Oops, yes, I forgot about that, sorry. –  user1610015 Feb 12 '13 at 13:55

The specific approach that you seem to want to take to the problem is not possible because the type of the base class is dependent on the type of the derived class. That means the base class template instantiations cannot be represented as a single type, which would be necessary to achieve the approach you're taking.

However, this looks to be a problem begging for the visitor pattern. The visitor pattern makes double dispatch possible without casting, which is exactly what you want here. Here's a possible solution:

// First declare a base serializable interface that accepts a serializer.

struct ISerializer;    

struct ISerializable {
  virtual void accept_serializer(ISerializer const &) const = 0;
};

// Now declare a base serializer type that can accept any serializable type.

struct Serializable1;
struct Serializable2;
...

struct ISerializer {
  virtual void serialize(Serializable1 const &) = 0;
  virtual void serialize(Serializable2 const &) = 0;
  ...
};

// Then implement your concrete serializable types to accept the serializer and
// invoke it on themselves.

==*==

• [GOALS]
1. For the C++ serialization thread, state whether each claim agrees with it, answering yes or no and quoting the deciding words: (a) the visitor pattern allows double dispatch without casting; (b) the base class template instantiations can be represented as a single type; (c) ISerializer declares a serialize function that takes Serializable1.
2. Transcribe the C++ serialization thread between "struct Serializable1;" and "it on themselves.", inclusive.
The material that comes next is from a different source.

• [DATA EXTRACT]

==*==

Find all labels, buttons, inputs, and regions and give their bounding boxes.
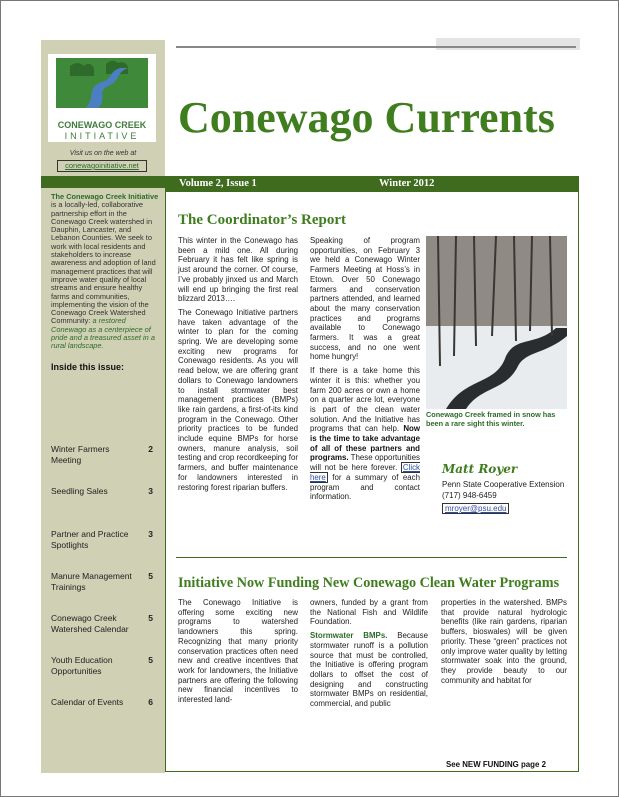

==*==

• [CORRECT ANSWERS]
1.
(a) Yes: "The visitor pattern makes double dispatch possible without casting"
(b) No: "the base class template instantiations cannot be represented as a single type"
(c) Yes: "virtual void serialize(Serializable1 const &) = 0;"

2.
struct Serializable1;
struct Serializable2;
...

struct ISerializer {
  virtual void serialize(Serializable1 const &) = 0;
  virtual void serialize(Serializable2 const &) = 0;
  ...
};

// Then implement your concrete serializable types to accept the serializer and
// invoke it on themselves.